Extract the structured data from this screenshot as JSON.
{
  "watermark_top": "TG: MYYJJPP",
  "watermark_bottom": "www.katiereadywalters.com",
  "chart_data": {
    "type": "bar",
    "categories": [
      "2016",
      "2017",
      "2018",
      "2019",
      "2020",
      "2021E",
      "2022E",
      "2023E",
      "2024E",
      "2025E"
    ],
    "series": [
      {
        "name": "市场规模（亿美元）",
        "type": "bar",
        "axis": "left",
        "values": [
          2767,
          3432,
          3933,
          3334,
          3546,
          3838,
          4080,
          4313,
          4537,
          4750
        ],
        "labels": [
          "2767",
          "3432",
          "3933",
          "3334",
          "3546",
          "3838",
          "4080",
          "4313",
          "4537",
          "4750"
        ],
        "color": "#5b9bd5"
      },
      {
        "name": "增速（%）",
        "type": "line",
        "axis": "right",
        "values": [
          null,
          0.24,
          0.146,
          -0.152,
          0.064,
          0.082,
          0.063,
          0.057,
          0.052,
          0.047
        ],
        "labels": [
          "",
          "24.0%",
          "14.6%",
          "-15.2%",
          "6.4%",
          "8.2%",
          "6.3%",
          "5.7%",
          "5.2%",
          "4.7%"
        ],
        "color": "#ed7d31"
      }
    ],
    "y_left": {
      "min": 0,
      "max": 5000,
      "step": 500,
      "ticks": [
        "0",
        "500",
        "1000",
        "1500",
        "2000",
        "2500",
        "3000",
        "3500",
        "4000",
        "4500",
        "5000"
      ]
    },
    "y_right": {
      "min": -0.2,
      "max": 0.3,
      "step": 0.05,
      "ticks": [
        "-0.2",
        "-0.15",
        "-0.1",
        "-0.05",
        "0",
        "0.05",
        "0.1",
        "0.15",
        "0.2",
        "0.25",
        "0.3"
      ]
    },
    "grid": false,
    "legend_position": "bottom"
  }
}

● ● ●

Return the entries above exactly, each one complete.

Extract the structured data from this screenshot as JSON.
{
  "watermark_top": "TG: MYYJJPP",
  "watermark_bottom": "www.katiereadywalters.com",
  "chart_data": {
    "type": "bar",
    "categories": [
      "2016",
      "2017",
      "2018",
      "2019",
      "2020",
      "2021E",
      "2022E",
      "2023E",
      "2024E",
      "2025E"
    ],
    "series": [
      {
        "name": "市场规模（亿美元）",
        "type": "bar",
        "axis": "left",
        "values": [
          2767,
          3432,
          3933,
          3334,
          3546,
          3838,
          4080,
          4313,
          4537,
          4750
        ],
        "labels": [
          "2767",
          "3432",
          "3933",
          "3334",
          "3546",
          "3838",
          "4080",
          "4313",
          "4537",
          "4750"
        ],
        "color": "#5b9bd5"
      },
      {
        "name": "增速（%）",
        "type": "line",
        "axis": "right",
        "values": [
          null,
          0.24,
          0.146,
          -0.152,
          0.064,
          0.082,
          0.063,
          0.057,
          0.052,
          0.047
        ],
        "labels": [
          "",
          "24.0%",
          "14.6%",
          "-15.2%",
          "6.4%",
          "8.2%",
          "6.3%",
          "5.7%",
          "5.2%",
          "4.7%"
        ],
        "color": "#ed7d31"
      }
    ],
    "y_left": {
      "min": 0,
      "max": 5000,
      "step": 500,
      "ticks": [
        "0",
        "500",
        "1000",
        "1500",
        "2000",
        "2500",
        "3000",
        "3500",
        "4000",
        "4500",
        "5000"
      ]
    },
    "y_right": {
      "min": -0.2,
      "max": 0.3,
      "step": 0.05,
      "ticks": [
        "-0.2",
        "-0.15",
        "-0.1",
        "-0.05",
        "0",
        "0.05",
        "0.1",
        "0.15",
        "0.2",
        "0.25",
        "0.3"
      ]
    },
    "grid": false,
    "legend_position": "bottom"
  }
}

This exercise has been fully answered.